> **Exercise goal**:
The records that follow should be retyped word for word.
#### Source material
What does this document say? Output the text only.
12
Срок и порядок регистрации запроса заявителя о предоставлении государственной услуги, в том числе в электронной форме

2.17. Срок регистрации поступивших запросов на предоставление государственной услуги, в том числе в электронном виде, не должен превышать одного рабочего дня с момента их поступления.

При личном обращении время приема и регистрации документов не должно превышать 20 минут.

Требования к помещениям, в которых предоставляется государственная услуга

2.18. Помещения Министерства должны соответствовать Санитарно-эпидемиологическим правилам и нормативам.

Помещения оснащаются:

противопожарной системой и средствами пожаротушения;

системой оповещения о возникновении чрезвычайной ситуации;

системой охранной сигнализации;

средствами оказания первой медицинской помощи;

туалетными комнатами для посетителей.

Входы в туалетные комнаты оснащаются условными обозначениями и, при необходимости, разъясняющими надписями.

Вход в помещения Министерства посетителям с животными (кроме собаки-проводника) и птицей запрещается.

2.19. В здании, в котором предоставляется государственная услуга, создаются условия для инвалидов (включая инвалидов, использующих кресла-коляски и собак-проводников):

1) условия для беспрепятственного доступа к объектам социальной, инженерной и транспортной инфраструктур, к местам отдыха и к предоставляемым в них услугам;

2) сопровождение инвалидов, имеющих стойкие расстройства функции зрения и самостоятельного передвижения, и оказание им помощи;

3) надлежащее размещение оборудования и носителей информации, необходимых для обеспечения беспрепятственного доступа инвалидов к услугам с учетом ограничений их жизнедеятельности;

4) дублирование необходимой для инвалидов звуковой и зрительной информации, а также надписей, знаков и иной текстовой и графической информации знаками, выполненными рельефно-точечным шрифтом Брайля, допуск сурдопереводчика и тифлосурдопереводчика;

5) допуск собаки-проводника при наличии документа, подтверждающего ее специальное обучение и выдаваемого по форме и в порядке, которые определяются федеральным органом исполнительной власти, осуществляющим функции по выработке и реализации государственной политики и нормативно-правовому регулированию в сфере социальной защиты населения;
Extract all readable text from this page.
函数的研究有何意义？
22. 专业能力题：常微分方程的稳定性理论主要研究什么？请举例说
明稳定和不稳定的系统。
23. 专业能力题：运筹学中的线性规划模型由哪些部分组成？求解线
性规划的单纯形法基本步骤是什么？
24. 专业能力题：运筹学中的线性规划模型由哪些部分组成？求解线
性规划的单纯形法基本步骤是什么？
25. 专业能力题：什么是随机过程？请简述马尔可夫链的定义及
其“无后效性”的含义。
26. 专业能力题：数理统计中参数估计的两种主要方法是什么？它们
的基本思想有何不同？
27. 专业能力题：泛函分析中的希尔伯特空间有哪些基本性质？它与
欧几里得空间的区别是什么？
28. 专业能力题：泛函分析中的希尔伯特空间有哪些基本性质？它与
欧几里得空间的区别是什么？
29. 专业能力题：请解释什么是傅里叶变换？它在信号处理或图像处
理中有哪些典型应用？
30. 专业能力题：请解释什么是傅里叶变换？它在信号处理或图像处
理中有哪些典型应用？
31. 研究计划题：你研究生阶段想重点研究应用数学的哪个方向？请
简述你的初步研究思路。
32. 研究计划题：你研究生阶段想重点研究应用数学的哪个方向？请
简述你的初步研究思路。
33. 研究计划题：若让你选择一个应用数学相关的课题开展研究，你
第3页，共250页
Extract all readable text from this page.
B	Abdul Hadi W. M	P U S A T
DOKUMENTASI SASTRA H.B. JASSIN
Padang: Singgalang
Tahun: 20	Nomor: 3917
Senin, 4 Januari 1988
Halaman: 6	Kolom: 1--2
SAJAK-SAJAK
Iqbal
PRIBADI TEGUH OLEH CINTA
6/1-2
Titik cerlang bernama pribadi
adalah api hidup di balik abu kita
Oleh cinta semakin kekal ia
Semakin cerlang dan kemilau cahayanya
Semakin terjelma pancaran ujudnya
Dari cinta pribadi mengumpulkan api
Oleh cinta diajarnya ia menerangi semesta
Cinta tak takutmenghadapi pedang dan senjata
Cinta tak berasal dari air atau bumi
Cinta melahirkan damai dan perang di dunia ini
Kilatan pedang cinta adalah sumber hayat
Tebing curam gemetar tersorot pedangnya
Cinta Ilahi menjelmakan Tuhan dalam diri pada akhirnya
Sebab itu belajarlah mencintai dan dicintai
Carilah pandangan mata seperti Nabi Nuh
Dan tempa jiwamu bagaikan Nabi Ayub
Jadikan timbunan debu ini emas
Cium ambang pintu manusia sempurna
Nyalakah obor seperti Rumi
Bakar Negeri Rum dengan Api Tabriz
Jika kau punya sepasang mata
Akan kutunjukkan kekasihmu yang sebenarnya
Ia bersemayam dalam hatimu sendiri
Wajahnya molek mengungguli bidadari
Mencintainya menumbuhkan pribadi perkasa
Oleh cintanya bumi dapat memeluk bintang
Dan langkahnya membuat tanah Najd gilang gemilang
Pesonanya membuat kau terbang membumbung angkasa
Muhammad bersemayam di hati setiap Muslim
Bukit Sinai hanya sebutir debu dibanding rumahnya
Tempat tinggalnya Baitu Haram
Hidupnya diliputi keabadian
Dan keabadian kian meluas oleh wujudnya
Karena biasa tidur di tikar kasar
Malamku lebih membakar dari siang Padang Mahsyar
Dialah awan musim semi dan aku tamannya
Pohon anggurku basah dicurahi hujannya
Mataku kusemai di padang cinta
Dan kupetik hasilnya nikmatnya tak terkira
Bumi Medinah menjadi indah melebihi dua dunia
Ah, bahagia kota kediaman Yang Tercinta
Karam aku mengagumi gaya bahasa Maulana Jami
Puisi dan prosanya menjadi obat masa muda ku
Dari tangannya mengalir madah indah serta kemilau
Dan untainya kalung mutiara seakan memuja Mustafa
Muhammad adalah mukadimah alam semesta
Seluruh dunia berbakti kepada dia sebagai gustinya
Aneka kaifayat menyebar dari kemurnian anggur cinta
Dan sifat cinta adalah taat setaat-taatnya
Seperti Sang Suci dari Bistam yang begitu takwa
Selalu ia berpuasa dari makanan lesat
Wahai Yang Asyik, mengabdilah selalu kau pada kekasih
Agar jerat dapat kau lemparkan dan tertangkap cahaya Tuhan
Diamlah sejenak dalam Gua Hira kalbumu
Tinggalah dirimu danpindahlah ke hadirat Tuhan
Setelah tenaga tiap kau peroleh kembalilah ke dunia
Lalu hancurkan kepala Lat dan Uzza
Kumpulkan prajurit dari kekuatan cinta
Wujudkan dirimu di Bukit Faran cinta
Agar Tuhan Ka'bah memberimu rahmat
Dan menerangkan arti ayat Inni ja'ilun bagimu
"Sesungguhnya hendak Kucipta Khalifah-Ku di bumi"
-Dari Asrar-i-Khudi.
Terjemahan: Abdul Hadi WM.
########
> **Response for this exercise**:
What does this document say? Output the text only.
12
Срок и порядок регистрации запроса заявителя о предоставлении государственной услуги, в том числе в электронной форме

2.17. Срок регистрации поступивших запросов на предоставление государственной услуги, в том числе в электронном виде, не должен превышать одного рабочего дня с момента их поступления.

При личном обращении время приема и регистрации документов не должно превышать 20 минут.

Требования к помещениям, в которых предоставляется государственная услуга

2.18. Помещения Министерства должны соответствовать Санитарно-эпидемиологическим правилам и нормативам.

Помещения оснащаются:

противопожарной системой и средствами пожаротушения;

системой оповещения о возникновении чрезвычайной ситуации;

системой охранной сигнализации;

средствами оказания первой медицинской помощи;

туалетными комнатами для посетителей.

Входы в туалетные комнаты оснащаются условными обозначениями и, при необходимости, разъясняющими надписями.

Вход в помещения Министерства посетителям с животными (кроме собаки-проводника) и птицей запрещается.

2.19. В здании, в котором предоставляется государственная услуга, создаются условия для инвалидов (включая инвалидов, использующих кресла-коляски и собак-проводников):

1) условия для беспрепятственного доступа к объектам социальной, инженерной и транспортной инфраструктур, к местам отдыха и к предоставляемым в них услугам;

2) сопровождение инвалидов, имеющих стойкие расстройства функции зрения и самостоятельного передвижения, и оказание им помощи;

3) надлежащее размещение оборудования и носителей информации, необходимых для обеспечения беспрепятственного доступа инвалидов к услугам с учетом ограничений их жизнедеятельности;

4) дублирование необходимой для инвалидов звуковой и зрительной информации, а также надписей, знаков и иной текстовой и графической информации знаками, выполненными рельефно-точечным шрифтом Брайля, допуск сурдопереводчика и тифлосурдопереводчика;

5) допуск собаки-проводника при наличии документа, подтверждающего ее специальное обучение и выдаваемого по форме и в порядке, которые определяются федеральным органом исполнительной власти, осуществляющим функции по выработке и реализации государственной политики и нормативно-правовому регулированию в сфере социальной защиты населения;
Extract all readable text from this page.
函数的研究有何意义？
22. 专业能力题：常微分方程的稳定性理论主要研究什么？请举例说
明稳定和不稳定的系统。
23. 专业能力题：运筹学中的线性规划模型由哪些部分组成？求解线
性规划的单纯形法基本步骤是什么？
24. 专业能力题：运筹学中的线性规划模型由哪些部分组成？求解线
性规划的单纯形法基本步骤是什么？
25. 专业能力题：什么是随机过程？请简述马尔可夫链的定义及
其“无后效性”的含义。
26. 专业能力题：数理统计中参数估计的两种主要方法是什么？它们
的基本思想有何不同？
27. 专业能力题：泛函分析中的希尔伯特空间有哪些基本性质？它与
欧几里得空间的区别是什么？
28. 专业能力题：泛函分析中的希尔伯特空间有哪些基本性质？它与
欧几里得空间的区别是什么？
29. 专业能力题：请解释什么是傅里叶变换？它在信号处理或图像处
理中有哪些典型应用？
30. 专业能力题：请解释什么是傅里叶变换？它在信号处理或图像处
理中有哪些典型应用？
31. 研究计划题：你研究生阶段想重点研究应用数学的哪个方向？请
简述你的初步研究思路。
32. 研究计划题：你研究生阶段想重点研究应用数学的哪个方向？请
简述你的初步研究思路。
33. 研究计划题：若让你选择一个应用数学相关的课题开展研究，你
第3页，共250页
Extract all readable text from this page.
B	Abdul Hadi W. M	P U S A T
DOKUMENTASI SASTRA H.B. JASSIN
Padang: Singgalang
Tahun: 20	Nomor: 3917
Senin, 4 Januari 1988
Halaman: 6	Kolom: 1--2
SAJAK-SAJAK
Iqbal
PRIBADI TEGUH OLEH CINTA
6/1-2
Titik cerlang bernama pribadi
adalah api hidup di balik abu kita
Oleh cinta semakin kekal ia
Semakin cerlang dan kemilau cahayanya
Semakin terjelma pancaran ujudnya
Dari cinta pribadi mengumpulkan api
Oleh cinta diajarnya ia menerangi semesta
Cinta tak takutmenghadapi pedang dan senjata
Cinta tak berasal dari air atau bumi
Cinta melahirkan damai dan perang di dunia ini
Kilatan pedang cinta adalah sumber hayat
Tebing curam gemetar tersorot pedangnya
Cinta Ilahi menjelmakan Tuhan dalam diri pada akhirnya
Sebab itu belajarlah mencintai dan dicintai
Carilah pandangan mata seperti Nabi Nuh
Dan tempa jiwamu bagaikan Nabi Ayub
Jadikan timbunan debu ini emas
Cium ambang pintu manusia sempurna
Nyalakah obor seperti Rumi
Bakar Negeri Rum dengan Api Tabriz
Jika kau punya sepasang mata
Akan kutunjukkan kekasihmu yang sebenarnya
Ia bersemayam dalam hatimu sendiri
Wajahnya molek mengungguli bidadari
Mencintainya menumbuhkan pribadi perkasa
Oleh cintanya bumi dapat memeluk bintang
Dan langkahnya membuat tanah Najd gilang gemilang
Pesonanya membuat kau terbang membumbung angkasa
Muhammad bersemayam di hati setiap Muslim
Bukit Sinai hanya sebutir debu dibanding rumahnya
Tempat tinggalnya Baitu Haram
Hidupnya diliputi keabadian
Dan keabadian kian meluas oleh wujudnya
Karena biasa tidur di tikar kasar
Malamku lebih membakar dari siang Padang Mahsyar
Dialah awan musim semi dan aku tamannya
Pohon anggurku basah dicurahi hujannya
Mataku kusemai di padang cinta
Dan kupetik hasilnya nikmatnya tak terkira
Bumi Medinah menjadi indah melebihi dua dunia
Ah, bahagia kota kediaman Yang Tercinta
Karam aku mengagumi gaya bahasa Maulana Jami
Puisi dan prosanya menjadi obat masa muda ku
Dari tangannya mengalir madah indah serta kemilau
Dan untainya kalung mutiara seakan memuja Mustafa
Muhammad adalah mukadimah alam semesta
Seluruh dunia berbakti kepada dia sebagai gustinya
Aneka kaifayat menyebar dari kemurnian anggur cinta
Dan sifat cinta adalah taat setaat-taatnya
Seperti Sang Suci dari Bistam yang begitu takwa
Selalu ia berpuasa dari makanan lesat
Wahai Yang Asyik, mengabdilah selalu kau pada kekasih
Agar jerat dapat kau lemparkan dan tertangkap cahaya Tuhan
Diamlah sejenak dalam Gua Hira kalbumu
Tinggalah dirimu danpindahlah ke hadirat Tuhan
Setelah tenaga tiap kau peroleh kembalilah ke dunia
Lalu hancurkan kepala Lat dan Uzza
Kumpulkan prajurit dari kekuatan cinta
Wujudkan dirimu di Bukit Faran cinta
Agar Tuhan Ka'bah memberimu rahmat
Dan menerangkan arti ayat Inni ja'ilun bagimu
"Sesungguhnya hendak Kucipta Khalifah-Ku di bumi"
-Dari Asrar-i-Khudi.
Terjemahan: Abdul Hadi WM.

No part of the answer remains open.